▶ [What you have to do] Copy every record below, exactly as written.

** Start of Excerpted data **

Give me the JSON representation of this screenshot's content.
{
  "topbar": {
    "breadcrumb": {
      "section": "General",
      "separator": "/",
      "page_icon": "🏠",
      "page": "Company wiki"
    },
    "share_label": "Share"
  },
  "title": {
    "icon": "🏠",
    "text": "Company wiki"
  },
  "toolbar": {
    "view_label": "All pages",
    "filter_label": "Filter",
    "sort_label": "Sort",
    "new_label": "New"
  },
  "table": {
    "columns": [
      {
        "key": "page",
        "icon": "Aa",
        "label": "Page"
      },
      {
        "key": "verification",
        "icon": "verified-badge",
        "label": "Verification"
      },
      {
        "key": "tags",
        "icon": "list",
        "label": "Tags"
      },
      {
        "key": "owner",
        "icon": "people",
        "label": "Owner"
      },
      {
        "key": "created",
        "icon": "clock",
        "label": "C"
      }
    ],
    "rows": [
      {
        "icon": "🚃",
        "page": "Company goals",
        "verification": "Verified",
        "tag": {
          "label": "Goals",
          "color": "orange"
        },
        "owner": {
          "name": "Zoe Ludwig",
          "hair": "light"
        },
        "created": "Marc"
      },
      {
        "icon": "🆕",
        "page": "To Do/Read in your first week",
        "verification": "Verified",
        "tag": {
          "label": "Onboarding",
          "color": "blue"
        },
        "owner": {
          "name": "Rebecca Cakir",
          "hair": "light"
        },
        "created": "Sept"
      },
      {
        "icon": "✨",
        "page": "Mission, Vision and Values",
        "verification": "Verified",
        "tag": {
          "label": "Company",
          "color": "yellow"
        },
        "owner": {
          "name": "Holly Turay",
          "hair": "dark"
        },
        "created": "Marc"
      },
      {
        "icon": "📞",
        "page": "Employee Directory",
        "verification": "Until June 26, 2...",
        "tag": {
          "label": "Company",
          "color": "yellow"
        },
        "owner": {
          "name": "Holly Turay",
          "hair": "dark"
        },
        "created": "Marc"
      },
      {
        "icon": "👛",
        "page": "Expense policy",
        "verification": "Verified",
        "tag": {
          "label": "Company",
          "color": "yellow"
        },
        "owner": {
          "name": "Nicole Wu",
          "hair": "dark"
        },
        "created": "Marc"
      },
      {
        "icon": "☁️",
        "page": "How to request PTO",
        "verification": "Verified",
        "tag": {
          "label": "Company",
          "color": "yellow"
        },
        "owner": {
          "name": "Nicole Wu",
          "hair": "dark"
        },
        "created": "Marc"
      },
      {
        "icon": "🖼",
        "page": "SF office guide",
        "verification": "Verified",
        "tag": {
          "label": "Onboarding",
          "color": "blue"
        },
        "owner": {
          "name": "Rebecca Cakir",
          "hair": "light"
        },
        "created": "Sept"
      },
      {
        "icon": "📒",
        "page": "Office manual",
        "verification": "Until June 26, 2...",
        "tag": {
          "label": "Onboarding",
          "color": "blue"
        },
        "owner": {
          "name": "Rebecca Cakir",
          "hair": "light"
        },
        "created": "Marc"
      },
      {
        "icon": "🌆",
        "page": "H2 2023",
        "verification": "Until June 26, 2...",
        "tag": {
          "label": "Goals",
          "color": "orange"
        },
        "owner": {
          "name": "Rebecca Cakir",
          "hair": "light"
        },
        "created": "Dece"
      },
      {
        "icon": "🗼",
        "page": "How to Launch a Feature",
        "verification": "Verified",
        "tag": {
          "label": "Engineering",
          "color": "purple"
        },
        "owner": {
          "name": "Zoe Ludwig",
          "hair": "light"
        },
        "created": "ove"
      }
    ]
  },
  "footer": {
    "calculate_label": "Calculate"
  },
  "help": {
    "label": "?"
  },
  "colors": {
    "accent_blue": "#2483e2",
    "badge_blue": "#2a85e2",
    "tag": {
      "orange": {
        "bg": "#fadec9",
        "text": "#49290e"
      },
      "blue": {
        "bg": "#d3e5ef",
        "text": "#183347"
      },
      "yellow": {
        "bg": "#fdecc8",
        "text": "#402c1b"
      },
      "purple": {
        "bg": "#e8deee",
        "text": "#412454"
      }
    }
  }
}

** End of Excerpted data **

▶ [Solution to the problem]
Give me the JSON representation of this screenshot's content.
{
  "topbar": {
    "breadcrumb": {
      "section": "General",
      "separator": "/",
      "page_icon": "🏠",
      "page": "Company wiki"
    },
    "share_label": "Share"
  },
  "title": {
    "icon": "🏠",
    "text": "Company wiki"
  },
  "toolbar": {
    "view_label": "All pages",
    "filter_label": "Filter",
    "sort_label": "Sort",
    "new_label": "New"
  },
  "table": {
    "columns": [
      {
        "key": "page",
        "icon": "Aa",
        "label": "Page"
      },
      {
        "key": "verification",
        "icon": "verified-badge",
        "label": "Verification"
      },
      {
        "key": "tags",
        "icon": "list",
        "label": "Tags"
      },
      {
        "key": "owner",
        "icon": "people",
        "label": "Owner"
      },
      {
        "key": "created",
        "icon": "clock",
        "label": "C"
      }
    ],
    "rows": [
      {
        "icon": "🚃",
        "page": "Company goals",
        "verification": "Verified",
        "tag": {
          "label": "Goals",
          "color": "orange"
        },
        "owner": {
          "name": "Zoe Ludwig",
          "hair": "light"
        },
        "created": "Marc"
      },
      {
        "icon": "🆕",
        "page": "To Do/Read in your first week",
        "verification": "Verified",
        "tag": {
          "label": "Onboarding",
          "color": "blue"
        },
        "owner": {
          "name": "Rebecca Cakir",
          "hair": "light"
        },
        "created": "Sept"
      },
      {
        "icon": "✨",
        "page": "Mission, Vision and Values",
        "verification": "Verified",
        "tag": {
          "label": "Company",
          "color": "yellow"
        },
        "owner": {
          "name": "Holly Turay",
          "hair": "dark"
        },
        "created": "Marc"
      },
      {
        "icon": "📞",
        "page": "Employee Directory",
        "verification": "Until June 26, 2...",
        "tag": {
          "label": "Company",
          "color": "yellow"
        },
        "owner": {
          "name": "Holly Turay",
          "hair": "dark"
        },
        "created": "Marc"
      },
      {
        "icon": "👛",
        "page": "Expense policy",
        "verification": "Verified",
        "tag": {
          "label": "Company",
          "color": "yellow"
        },
        "owner": {
          "name": "Nicole Wu",
          "hair": "dark"
        },
        "created": "Marc"
      },
      {
        "icon": "☁️",
        "page": "How to request PTO",
        "verification": "Verified",
        "tag": {
          "label": "Company",
          "color": "yellow"
        },
        "owner": {
          "name": "Nicole Wu",
          "hair": "dark"
        },
        "created": "Marc"
      },
      {
        "icon": "🖼",
        "page": "SF office guide",
        "verification": "Verified",
        "tag": {
          "label": "Onboarding",
          "color": "blue"
        },
        "owner": {
          "name": "Rebecca Cakir",
          "hair": "light"
        },
        "created": "Sept"
      },
      {
        "icon": "📒",
        "page": "Office manual",
        "verification": "Until June 26, 2...",
        "tag": {
          "label": "Onboarding",
          "color": "blue"
        },
        "owner": {
          "name": "Rebecca Cakir",
          "hair": "light"
        },
        "created": "Marc"
      },
      {
        "icon": "🌆",
        "page": "H2 2023",
        "verification": "Until June 26, 2...",
        "tag": {
          "label": "Goals",
          "color": "orange"
        },
        "owner": {
          "name": "Rebecca Cakir",
          "hair": "light"
        },
        "created": "Dece"
      },
      {
        "icon": "🗼",
        "page": "How to Launch a Feature",
        "verification": "Verified",
        "tag": {
          "label": "Engineering",
          "color": "purple"
        },
        "owner": {
          "name": "Zoe Ludwig",
          "hair": "light"
        },
        "created": "ove"
      }
    ]
  },
  "footer": {
    "calculate_label": "Calculate"
  },
  "help": {
    "label": "?"
  },
  "colors": {
    "accent_blue": "#2483e2",
    "badge_blue": "#2a85e2",
    "tag": {
      "orange": {
        "bg": "#fadec9",
        "text": "#49290e"
      },
      "blue": {
        "bg": "#d3e5ef",
        "text": "#183347"
      },
      "yellow": {
        "bg": "#fdecc8",
        "text": "#402c1b"
      },
      "purple": {
        "bg": "#e8deee",
        "text": "#412454"
      }
    }
  }
}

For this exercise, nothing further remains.